Written problem - Quote all of the data below exactly, please.

## begin Input rows

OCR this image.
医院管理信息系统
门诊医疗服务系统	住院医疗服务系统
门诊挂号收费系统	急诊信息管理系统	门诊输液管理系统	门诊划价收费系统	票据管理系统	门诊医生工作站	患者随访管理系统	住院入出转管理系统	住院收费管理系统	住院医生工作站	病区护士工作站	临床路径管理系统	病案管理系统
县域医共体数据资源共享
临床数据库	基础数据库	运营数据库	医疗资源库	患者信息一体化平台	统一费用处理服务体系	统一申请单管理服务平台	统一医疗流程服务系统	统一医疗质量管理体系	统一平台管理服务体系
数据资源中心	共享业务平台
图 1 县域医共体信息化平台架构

## end Input rows

Solution for this problem -
OCR this image.
医院管理信息系统
门诊医疗服务系统	住院医疗服务系统
门诊挂号收费系统	急诊信息管理系统	门诊输液管理系统	门诊划价收费系统	票据管理系统	门诊医生工作站	患者随访管理系统	住院入出转管理系统	住院收费管理系统	住院医生工作站	病区护士工作站	临床路径管理系统	病案管理系统
县域医共体数据资源共享
临床数据库	基础数据库	运营数据库	医疗资源库	患者信息一体化平台	统一费用处理服务体系	统一申请单管理服务平台	统一医疗流程服务系统	统一医疗质量管理体系	统一平台管理服务体系
数据资源中心	共享业务平台
图 1 县域医共体信息化平台架构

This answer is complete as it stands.